_EXERCISE BRIEF_.
Wherever a line in the data below holds "science", copy that line.

□ □ □ □

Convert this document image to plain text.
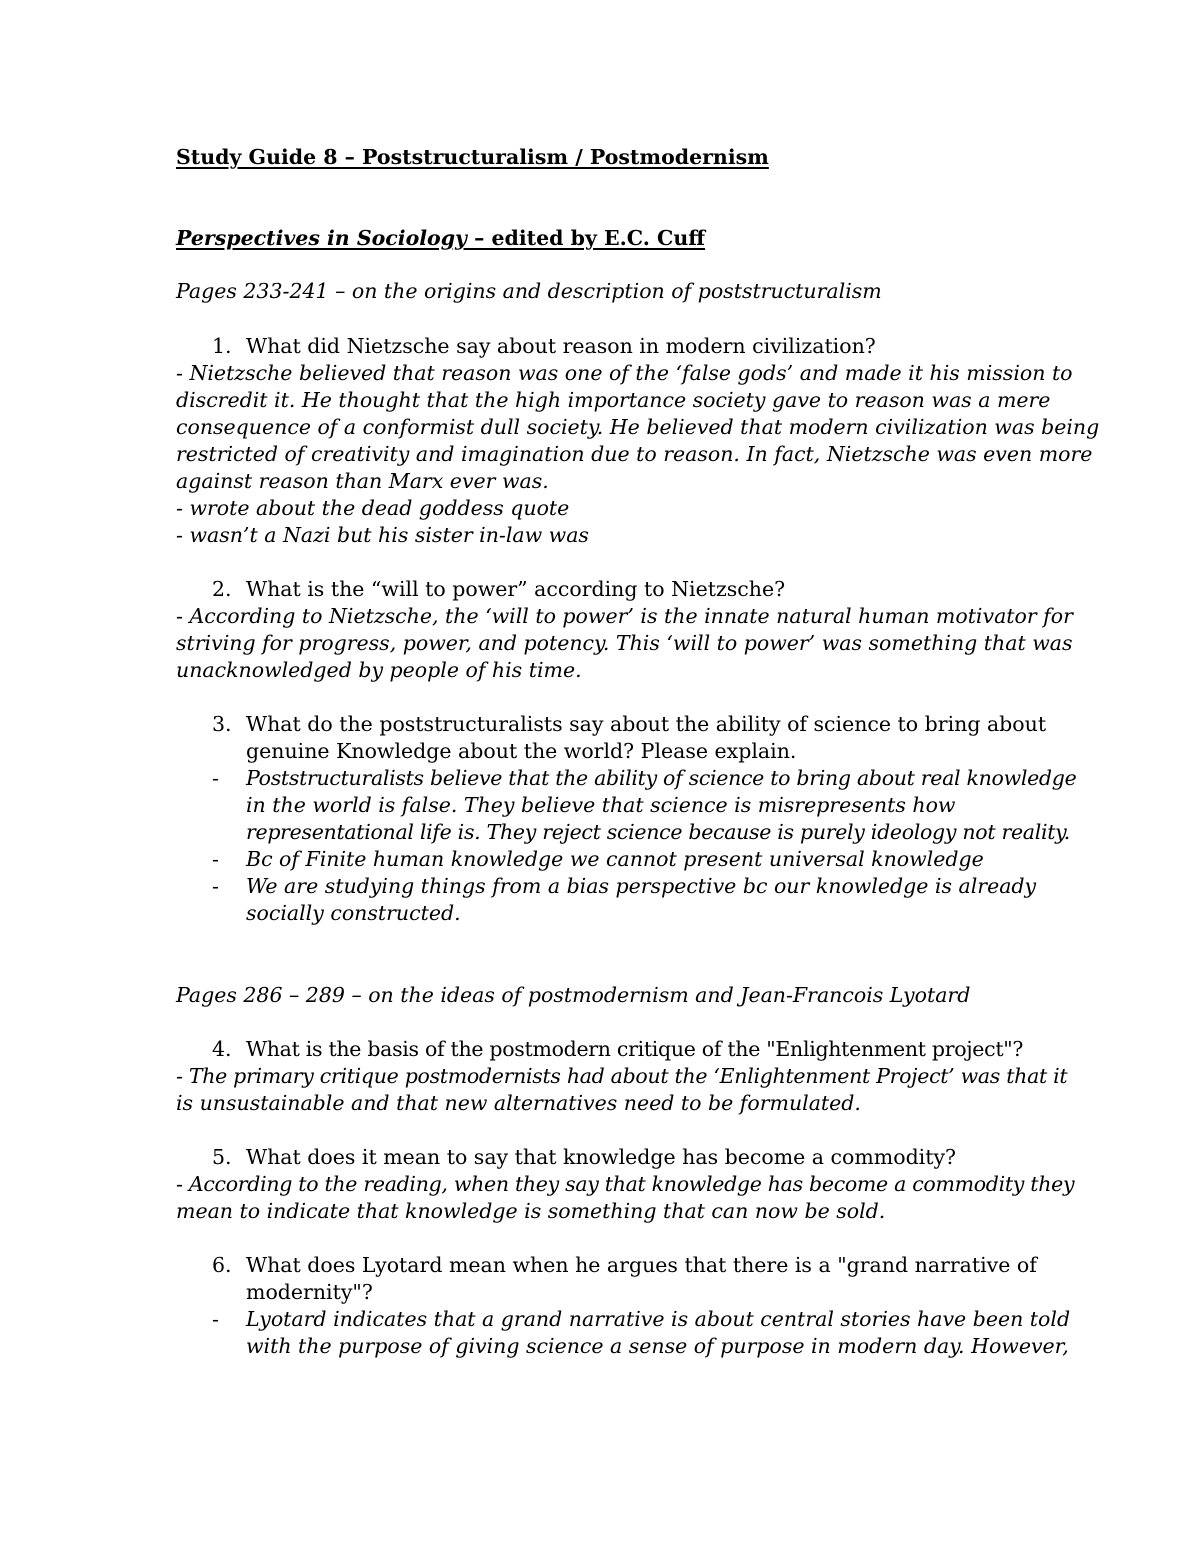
Study Guide 8 – Poststructuralism / Postmodernism
Perspectives in Sociology – edited by E.C. Cuff
Pages 233-241 – on the origins and description of poststructuralism
1. What did Nietzsche say about reason in modern civilization?
- Nietzsche believed that reason was one of the ‘false gods’ and made it his mission to
discredit it. He thought that the high importance society gave to reason was a mere
consequence of a conformist dull society. He believed that modern civilization was being
restricted of creativity and imagination due to reason. In fact, Nietzsche was even more
against reason than Marx ever was.
- wrote about the dead goddess quote
- wasn’t a Nazi but his sister in-law was
2. What is the “will to power” according to Nietzsche?
- According to Nietzsche, the ‘will to power’ is the innate natural human motivator for
striving for progress, power, and potency. This ‘will to power’ was something that was
unacknowledged by people of his time.
3. What do the poststructuralists say about the ability of science to bring about
genuine Knowledge about the world? Please explain.
- Poststructuralists believe that the ability of science to bring about real knowledge
in the world is false. They believe that science is misrepresents how
representational life is. They reject science because is purely ideology not reality.
- Bc of Finite human knowledge we cannot present universal knowledge
- We are studying things from a bias perspective bc our knowledge is already
socially constructed.
Pages 286 – 289 – on the ideas of postmodernism and Jean-Francois Lyotard
4. What is the basis of the postmodern critique of the "Enlightenment project"?
- The primary critique postmodernists had about the ‘Enlightenment Project’ was that it
is unsustainable and that new alternatives need to be formulated.
5. What does it mean to say that knowledge has become a commodity?
- According to the reading, when they say that knowledge has become a commodity they
mean to indicate that knowledge is something that can now be sold.
6. What does Lyotard mean when he argues that there is a "grand narrative of
modernity"?
- Lyotard indicates that a grand narrative is about central stories have been told
with the purpose of giving science a sense of purpose in modern day. However,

□ □ □ □

_CORRECT OUTPUT_.
3. What do the poststructuralists say about the ability of science to bring about
- Poststructuralists believe that the ability of science to bring about real knowledge
in the world is false. They believe that science is misrepresents how
representational life is. They reject science because is purely ideology not reality.
with the purpose of giving science a sense of purpose in modern day. However,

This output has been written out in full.